*** Opening Document segment ***
Count your blessings. Be thankful. The message about gratitude can be heard these days, loud and clear. Being thankful is such an important practice to hold onto in this fast-paced world in which we live…simply noticing the things we are thankful of.

However, it’s all well and good to know that gratitude ought to be a priority, but perhaps you are wondering about how to practice gratitude. Well, there is a vast number of ways in which to practically introduce more gratitude into our lives. In part 1 of 2 of this journey, we look at 3 key reasons of how gratitude can positively affect your pain. In part 2, we look at simple, practical strategies to practice gratitude daily.

Gratitude and pain

Studies in the field of Positive Psychology show that experiencing gratitude can both directly and indirectly affect pain. This has implications for additional management strategies for musculoskeletal pain. Some of the benefits include:

  • Improved quality of sleep: Up to 72% of individuals with chronic pain suffer from sleep disorders. People with high levels of gratitude report better sleep, which leads to an overall decrease in depression, and anxiety as well as a marked improvement in pain
  • Alleviates pain: Gratitude decreases sensitivity to pain while improving pain tolerance. People who are more grateful in their lives feel pain in fewer places, with a much lower intensity
  • Increased positive emotion and self-esteem: Most of the secondary effects of chronic pain result from the anxiety and depression brought on by the burden of the pain. Research indicates that the overall positive outlook on life that comes from gratitude is associated with better self-esteem.
*** Closing Document segment ***
Could you reproduce word for word the passage of the piece on gratitude and pain that begins with the words containing "Count your blessings." and ends with "practice gratitude daily."?
*** Opening Data for analysis ***
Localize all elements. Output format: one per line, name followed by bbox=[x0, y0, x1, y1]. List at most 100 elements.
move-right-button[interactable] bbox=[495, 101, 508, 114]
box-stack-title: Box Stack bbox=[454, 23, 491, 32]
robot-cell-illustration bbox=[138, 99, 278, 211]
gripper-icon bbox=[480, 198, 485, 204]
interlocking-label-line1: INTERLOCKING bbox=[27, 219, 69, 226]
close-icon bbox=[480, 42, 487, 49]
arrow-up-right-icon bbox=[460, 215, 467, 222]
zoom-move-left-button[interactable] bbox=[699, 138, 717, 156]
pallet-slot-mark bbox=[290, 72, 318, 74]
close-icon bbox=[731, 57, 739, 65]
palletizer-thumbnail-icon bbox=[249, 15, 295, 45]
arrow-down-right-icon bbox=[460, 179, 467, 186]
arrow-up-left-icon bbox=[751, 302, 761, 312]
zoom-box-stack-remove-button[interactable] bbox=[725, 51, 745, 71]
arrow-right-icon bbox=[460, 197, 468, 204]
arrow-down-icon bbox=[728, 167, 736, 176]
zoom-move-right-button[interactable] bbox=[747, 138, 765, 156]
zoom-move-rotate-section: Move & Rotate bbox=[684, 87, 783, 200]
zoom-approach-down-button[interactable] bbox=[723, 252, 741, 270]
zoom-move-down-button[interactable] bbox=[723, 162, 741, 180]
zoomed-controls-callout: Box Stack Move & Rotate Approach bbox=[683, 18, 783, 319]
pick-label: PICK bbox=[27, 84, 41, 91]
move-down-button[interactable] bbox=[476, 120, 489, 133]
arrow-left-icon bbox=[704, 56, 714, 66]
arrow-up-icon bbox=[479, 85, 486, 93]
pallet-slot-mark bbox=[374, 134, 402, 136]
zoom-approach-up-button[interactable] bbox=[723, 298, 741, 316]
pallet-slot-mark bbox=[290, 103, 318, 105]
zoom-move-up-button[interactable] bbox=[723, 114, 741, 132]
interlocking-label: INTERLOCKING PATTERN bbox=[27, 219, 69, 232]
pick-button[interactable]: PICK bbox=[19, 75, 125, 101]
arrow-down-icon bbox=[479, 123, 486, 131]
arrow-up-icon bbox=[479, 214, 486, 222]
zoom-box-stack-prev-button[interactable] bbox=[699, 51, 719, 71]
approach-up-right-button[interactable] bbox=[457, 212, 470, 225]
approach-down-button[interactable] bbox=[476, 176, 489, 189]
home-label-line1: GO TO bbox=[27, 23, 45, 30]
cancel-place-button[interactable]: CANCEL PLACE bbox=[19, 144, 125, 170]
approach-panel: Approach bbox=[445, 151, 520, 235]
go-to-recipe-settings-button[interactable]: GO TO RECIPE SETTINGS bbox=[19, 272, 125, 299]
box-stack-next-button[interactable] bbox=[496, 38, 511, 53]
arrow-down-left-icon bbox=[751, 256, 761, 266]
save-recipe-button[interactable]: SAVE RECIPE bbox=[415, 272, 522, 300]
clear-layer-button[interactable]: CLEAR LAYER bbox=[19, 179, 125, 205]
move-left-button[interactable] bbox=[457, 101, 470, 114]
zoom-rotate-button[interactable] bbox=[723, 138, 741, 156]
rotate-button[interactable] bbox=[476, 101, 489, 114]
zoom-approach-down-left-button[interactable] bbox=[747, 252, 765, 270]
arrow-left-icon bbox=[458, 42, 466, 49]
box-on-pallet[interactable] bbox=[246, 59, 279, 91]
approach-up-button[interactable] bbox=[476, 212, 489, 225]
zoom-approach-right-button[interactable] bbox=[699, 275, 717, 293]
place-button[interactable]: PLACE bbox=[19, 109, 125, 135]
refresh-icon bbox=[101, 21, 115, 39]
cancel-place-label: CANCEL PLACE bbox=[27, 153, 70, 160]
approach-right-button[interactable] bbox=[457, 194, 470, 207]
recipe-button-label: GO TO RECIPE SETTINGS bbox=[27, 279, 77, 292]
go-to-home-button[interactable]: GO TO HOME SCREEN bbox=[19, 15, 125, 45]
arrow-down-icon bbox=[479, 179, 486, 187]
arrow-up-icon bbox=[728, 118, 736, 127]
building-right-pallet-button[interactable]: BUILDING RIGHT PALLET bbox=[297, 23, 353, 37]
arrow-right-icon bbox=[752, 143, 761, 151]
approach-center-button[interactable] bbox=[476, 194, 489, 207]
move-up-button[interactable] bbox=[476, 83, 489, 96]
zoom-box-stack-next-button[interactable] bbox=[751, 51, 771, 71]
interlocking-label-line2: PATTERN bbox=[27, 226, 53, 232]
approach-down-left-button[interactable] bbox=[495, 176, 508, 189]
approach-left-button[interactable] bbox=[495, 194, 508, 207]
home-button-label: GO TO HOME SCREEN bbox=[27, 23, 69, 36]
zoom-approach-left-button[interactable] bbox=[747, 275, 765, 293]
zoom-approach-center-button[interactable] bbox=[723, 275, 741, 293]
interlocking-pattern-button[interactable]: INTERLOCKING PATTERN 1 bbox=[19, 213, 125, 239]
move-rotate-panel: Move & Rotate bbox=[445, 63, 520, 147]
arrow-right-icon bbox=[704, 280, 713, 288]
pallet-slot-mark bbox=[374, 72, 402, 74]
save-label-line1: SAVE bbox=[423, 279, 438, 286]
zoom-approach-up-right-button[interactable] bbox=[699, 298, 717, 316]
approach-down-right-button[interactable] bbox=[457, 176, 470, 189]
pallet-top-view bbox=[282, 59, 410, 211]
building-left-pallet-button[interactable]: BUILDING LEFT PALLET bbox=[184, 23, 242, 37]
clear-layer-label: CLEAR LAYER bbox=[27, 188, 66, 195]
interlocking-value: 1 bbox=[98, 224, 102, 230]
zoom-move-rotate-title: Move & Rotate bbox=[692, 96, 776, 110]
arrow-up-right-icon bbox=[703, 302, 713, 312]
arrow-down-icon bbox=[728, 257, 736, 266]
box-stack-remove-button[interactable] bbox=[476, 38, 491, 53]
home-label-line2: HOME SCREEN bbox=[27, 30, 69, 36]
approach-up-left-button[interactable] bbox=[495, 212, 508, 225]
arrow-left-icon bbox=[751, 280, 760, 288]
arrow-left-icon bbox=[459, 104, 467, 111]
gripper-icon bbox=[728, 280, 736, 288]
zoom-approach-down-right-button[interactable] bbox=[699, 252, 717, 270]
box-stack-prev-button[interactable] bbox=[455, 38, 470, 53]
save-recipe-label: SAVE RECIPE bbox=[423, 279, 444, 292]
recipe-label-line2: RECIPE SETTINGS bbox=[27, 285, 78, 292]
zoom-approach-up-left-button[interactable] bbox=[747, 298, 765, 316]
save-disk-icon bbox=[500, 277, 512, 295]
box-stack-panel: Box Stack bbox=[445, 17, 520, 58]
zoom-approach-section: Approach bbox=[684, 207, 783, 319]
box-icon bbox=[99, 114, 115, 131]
*** Closing Data for analysis ***
• **Answer space**:
Count your blessings. Be thankful. The message about gratitude can be heard these days, loud and clear. Being thankful is such an important practice to hold onto in this fast-paced world in which we live…simply noticing the things we are thankful of.

However, it’s all well and good to know that gratitude ought to be a priority, but perhaps you are wondering about how to practice gratitude. Well, there is a vast number of ways in which to practically introduce more gratitude into our lives. In part 1 of 2 of this journey, we look at 3 key reasons of how gratitude can positively affect your pain. In part 2, we look at simple, practical strategies to practice gratitude daily.